TASK REQUIREMENTS >>
Pictures appear in the records below; write out everything else exactly.

RECORDS FOR THIS TASK >>
+++
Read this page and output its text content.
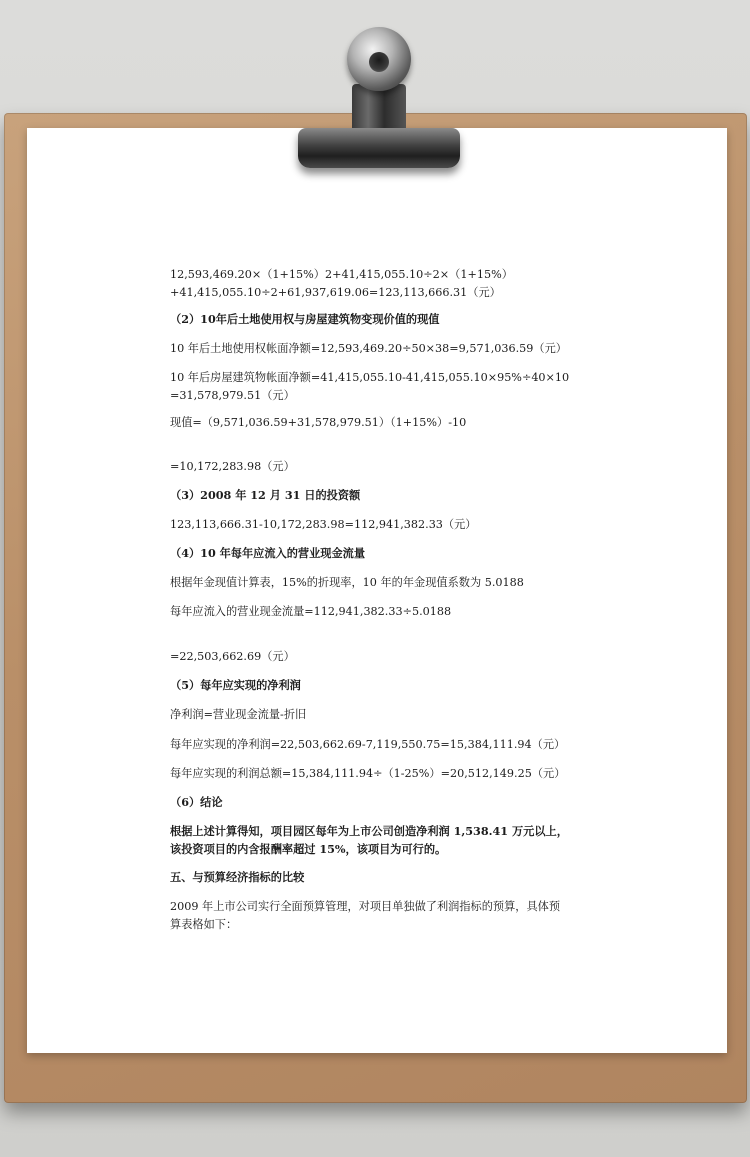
12,593,469.20×（1+15%）2+41,415,055.10÷2×（1+15%）
+41,415,055.10÷2+61,937,619.06=123,113,666.31（元）
（2）10年后土地使用权与房屋建筑物变现价值的现值
10 年后土地使用权帐面净额=12,593,469.20÷50×38=9,571,036.59（元）
10 年后房屋建筑物帐面净额=41,415,055.10-41,415,055.10×95%÷40×10
=31,578,979.51（元）
现值=（9,571,036.59+31,578,979.51）（1+15%）-10
=10,172,283.98（元）
（3）2008 年 12 月 31 日的投资额
123,113,666.31-10,172,283.98=112,941,382.33（元）
（4）10 年每年应流入的营业现金流量
根据年金现值计算表，15%的折现率，10 年的年金现值系数为 5.0188
每年应流入的营业现金流量=112,941,382.33÷5.0188
=22,503,662.69（元）
（5）每年应实现的净利润
净利润=营业现金流量-折旧
每年应实现的净利润=22,503,662.69-7,119,550.75=15,384,111.94（元）
每年应实现的利润总额=15,384,111.94÷（1-25%）=20,512,149.25（元）
（6）结论
根据上述计算得知，项目园区每年为上市公司创造净利润 1,538.41 万元以上，
该投资项目的内含报酬率超过 15%，该项目为可行的。
五、与预算经济指标的比较
2009 年上市公司实行全面预算管理，对项目单独做了利润指标的预算，具体预
算表格如下：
+++
REPLY TO THE EXERCISE >>
Read this page and output its text content.
12,593,469.20×（1+15%）2+41,415,055.10÷2×（1+15%）
+41,415,055.10÷2+61,937,619.06=123,113,666.31（元）
（2）10年后土地使用权与房屋建筑物变现价值的现值
10 年后土地使用权帐面净额=12,593,469.20÷50×38=9,571,036.59（元）
10 年后房屋建筑物帐面净额=41,415,055.10-41,415,055.10×95%÷40×10
=31,578,979.51（元）
现值=（9,571,036.59+31,578,979.51）（1+15%）-10
=10,172,283.98（元）
（3）2008 年 12 月 31 日的投资额
123,113,666.31-10,172,283.98=112,941,382.33（元）
（4）10 年每年应流入的营业现金流量
根据年金现值计算表，15%的折现率，10 年的年金现值系数为 5.0188
每年应流入的营业现金流量=112,941,382.33÷5.0188
=22,503,662.69（元）
（5）每年应实现的净利润
净利润=营业现金流量-折旧
每年应实现的净利润=22,503,662.69-7,119,550.75=15,384,111.94（元）
每年应实现的利润总额=15,384,111.94÷（1-25%）=20,512,149.25（元）
（6）结论
根据上述计算得知，项目园区每年为上市公司创造净利润 1,538.41 万元以上，
该投资项目的内含报酬率超过 15%，该项目为可行的。
五、与预算经济指标的比较
2009 年上市公司实行全面预算管理，对项目单独做了利润指标的预算，具体预
算表格如下：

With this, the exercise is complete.